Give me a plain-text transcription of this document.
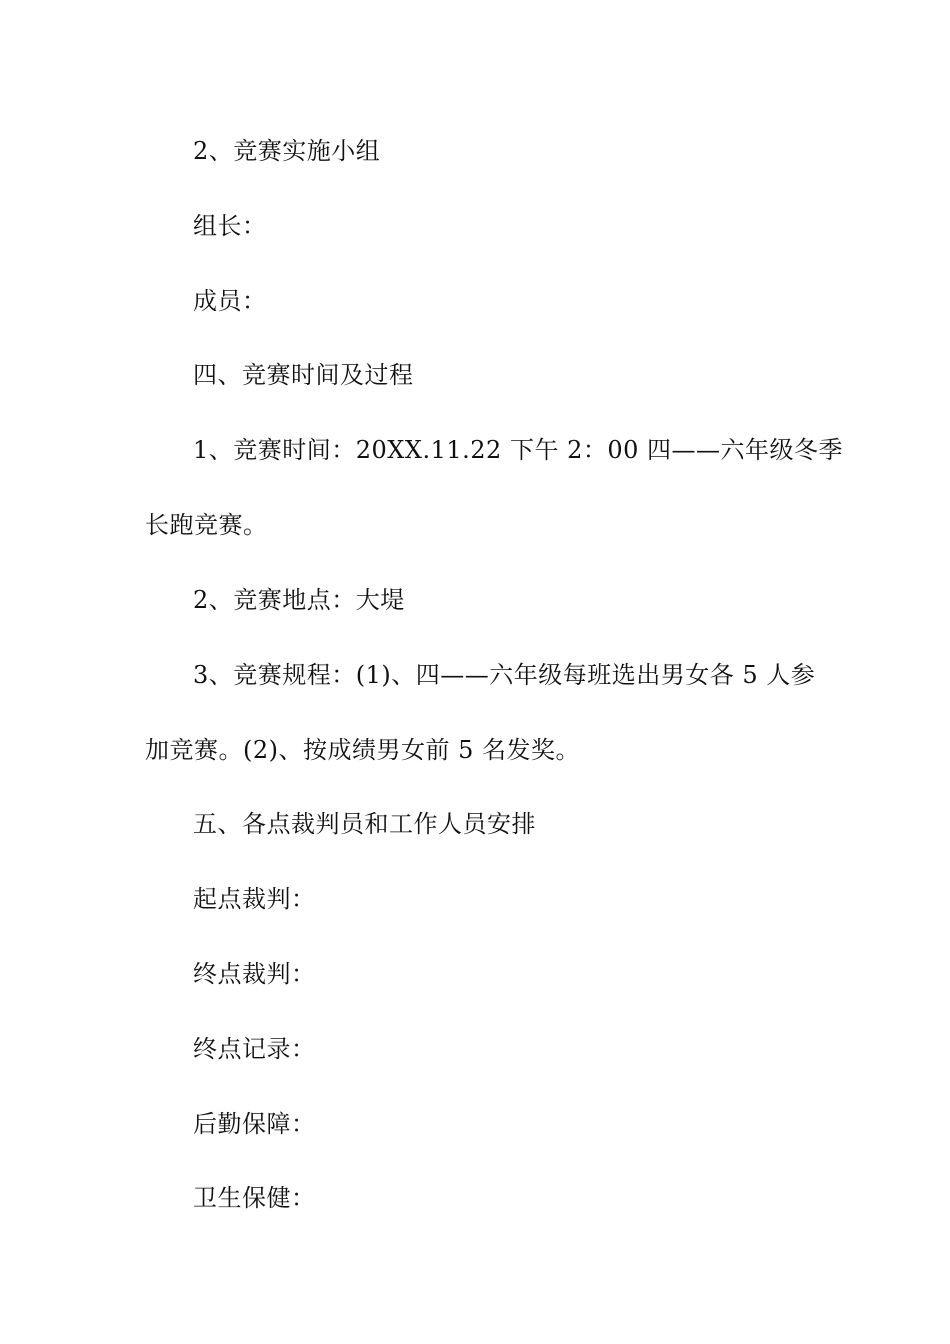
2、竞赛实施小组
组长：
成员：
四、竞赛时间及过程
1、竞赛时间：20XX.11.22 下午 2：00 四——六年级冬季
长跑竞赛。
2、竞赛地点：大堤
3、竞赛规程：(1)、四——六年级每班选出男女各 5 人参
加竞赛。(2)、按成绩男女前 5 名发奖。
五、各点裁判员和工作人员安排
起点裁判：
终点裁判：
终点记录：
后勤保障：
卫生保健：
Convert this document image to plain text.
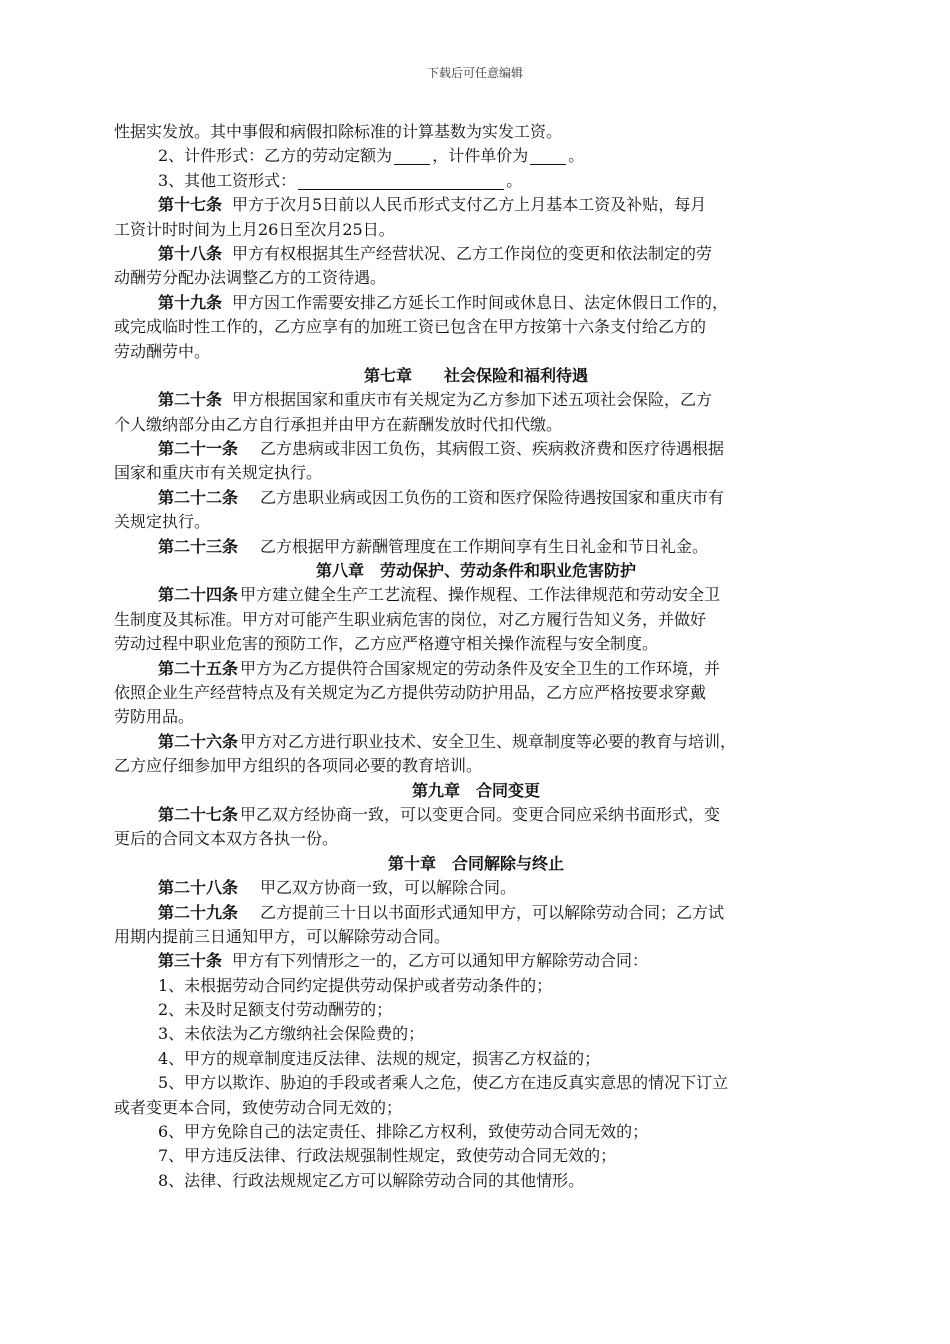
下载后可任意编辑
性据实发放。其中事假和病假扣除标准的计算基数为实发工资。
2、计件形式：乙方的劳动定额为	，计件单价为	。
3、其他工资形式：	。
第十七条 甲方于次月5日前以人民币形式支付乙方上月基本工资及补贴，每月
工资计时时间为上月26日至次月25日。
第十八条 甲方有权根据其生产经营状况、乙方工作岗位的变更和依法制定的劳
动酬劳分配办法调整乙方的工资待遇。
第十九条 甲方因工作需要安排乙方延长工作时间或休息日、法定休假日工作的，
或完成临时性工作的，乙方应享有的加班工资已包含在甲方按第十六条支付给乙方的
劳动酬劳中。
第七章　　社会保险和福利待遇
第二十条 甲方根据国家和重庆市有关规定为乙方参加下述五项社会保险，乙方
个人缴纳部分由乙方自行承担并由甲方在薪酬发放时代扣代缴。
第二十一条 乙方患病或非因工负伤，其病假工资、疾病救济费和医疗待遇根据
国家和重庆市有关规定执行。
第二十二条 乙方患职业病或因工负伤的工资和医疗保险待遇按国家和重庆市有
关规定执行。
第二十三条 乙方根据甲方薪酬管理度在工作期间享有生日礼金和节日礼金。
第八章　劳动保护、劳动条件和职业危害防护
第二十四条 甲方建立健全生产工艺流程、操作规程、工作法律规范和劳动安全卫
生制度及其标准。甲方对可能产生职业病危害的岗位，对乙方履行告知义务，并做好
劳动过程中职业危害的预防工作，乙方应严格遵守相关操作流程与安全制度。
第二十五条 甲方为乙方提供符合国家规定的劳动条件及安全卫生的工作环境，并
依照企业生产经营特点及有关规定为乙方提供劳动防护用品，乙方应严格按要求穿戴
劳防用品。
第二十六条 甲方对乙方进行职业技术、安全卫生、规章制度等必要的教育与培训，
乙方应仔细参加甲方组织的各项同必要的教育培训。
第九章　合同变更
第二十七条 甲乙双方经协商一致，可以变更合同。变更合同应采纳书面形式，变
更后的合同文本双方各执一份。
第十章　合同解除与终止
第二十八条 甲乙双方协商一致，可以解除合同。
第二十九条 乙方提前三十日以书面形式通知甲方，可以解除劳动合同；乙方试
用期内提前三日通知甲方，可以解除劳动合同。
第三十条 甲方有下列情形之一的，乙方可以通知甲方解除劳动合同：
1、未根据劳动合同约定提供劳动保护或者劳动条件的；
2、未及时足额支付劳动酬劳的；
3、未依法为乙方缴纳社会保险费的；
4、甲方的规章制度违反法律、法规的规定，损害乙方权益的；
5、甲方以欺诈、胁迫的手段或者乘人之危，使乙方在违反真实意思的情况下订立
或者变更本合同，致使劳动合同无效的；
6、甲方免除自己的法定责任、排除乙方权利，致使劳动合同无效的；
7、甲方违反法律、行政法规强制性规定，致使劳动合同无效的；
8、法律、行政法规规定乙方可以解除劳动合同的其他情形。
☆ ☆ ☆ ☆ ☆ ☆ ☆
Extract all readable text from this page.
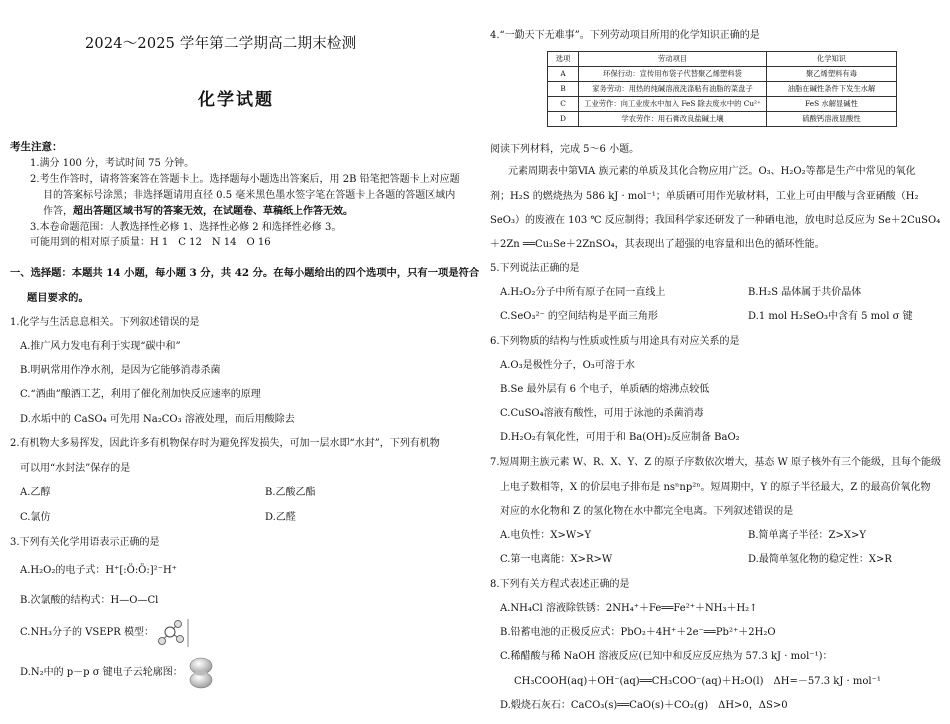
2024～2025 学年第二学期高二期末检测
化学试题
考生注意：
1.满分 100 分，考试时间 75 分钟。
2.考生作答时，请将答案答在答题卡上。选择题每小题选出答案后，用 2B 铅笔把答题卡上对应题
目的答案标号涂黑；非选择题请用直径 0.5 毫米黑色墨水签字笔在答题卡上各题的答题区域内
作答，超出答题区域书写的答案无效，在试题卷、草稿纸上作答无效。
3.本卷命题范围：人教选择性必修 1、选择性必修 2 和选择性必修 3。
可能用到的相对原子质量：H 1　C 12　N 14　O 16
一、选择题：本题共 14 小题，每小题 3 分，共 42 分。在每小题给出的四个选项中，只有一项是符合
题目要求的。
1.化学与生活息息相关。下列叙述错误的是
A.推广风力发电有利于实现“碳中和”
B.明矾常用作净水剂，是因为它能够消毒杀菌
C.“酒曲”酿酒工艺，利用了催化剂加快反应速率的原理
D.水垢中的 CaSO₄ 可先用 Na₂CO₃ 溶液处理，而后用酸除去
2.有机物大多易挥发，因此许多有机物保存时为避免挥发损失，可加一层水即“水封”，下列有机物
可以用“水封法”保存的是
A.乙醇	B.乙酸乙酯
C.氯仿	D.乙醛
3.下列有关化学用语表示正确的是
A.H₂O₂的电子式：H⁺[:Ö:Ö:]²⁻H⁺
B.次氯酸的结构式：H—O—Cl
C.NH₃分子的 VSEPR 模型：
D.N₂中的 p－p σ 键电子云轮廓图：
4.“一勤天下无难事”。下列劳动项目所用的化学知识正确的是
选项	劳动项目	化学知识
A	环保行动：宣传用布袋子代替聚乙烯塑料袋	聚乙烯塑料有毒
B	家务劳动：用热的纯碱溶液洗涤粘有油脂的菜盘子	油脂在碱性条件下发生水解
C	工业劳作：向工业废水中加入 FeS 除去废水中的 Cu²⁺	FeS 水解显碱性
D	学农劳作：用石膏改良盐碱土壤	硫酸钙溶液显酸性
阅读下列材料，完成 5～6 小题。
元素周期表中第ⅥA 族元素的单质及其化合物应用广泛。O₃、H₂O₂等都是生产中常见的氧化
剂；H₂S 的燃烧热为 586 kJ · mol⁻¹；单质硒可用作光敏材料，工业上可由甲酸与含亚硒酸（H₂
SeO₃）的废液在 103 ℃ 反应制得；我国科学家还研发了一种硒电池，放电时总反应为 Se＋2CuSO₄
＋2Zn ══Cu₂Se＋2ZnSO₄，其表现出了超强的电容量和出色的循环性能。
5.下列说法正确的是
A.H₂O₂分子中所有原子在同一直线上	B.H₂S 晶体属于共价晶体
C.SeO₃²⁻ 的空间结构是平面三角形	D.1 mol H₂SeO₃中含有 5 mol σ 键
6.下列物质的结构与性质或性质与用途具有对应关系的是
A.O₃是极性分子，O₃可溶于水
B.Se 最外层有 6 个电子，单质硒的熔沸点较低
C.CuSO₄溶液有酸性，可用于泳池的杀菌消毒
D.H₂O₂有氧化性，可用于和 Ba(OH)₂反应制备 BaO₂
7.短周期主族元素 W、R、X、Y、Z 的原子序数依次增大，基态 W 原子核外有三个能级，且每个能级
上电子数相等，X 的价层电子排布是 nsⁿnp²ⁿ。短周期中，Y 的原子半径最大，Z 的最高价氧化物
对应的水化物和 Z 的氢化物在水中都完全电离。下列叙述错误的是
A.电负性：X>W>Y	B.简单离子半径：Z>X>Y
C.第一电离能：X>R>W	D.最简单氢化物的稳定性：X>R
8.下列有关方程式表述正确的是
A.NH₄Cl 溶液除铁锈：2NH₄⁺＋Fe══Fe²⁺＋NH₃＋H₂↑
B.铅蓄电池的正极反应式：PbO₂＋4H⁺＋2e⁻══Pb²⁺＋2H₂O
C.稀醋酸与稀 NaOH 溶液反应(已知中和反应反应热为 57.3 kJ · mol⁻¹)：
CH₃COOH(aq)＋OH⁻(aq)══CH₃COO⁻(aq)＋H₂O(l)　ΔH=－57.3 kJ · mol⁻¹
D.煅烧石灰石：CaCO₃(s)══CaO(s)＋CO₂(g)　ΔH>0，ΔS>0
☆ ☆ ☆ ☆ ☆ ☆ ☆
In the records above, find each line with the word "下列叙述错误的是" and copy it.

1.化学与生活息息相关。下列叙述错误的是
对应的水化物和 Z 的氢化物在水中都完全电离。下列叙述错误的是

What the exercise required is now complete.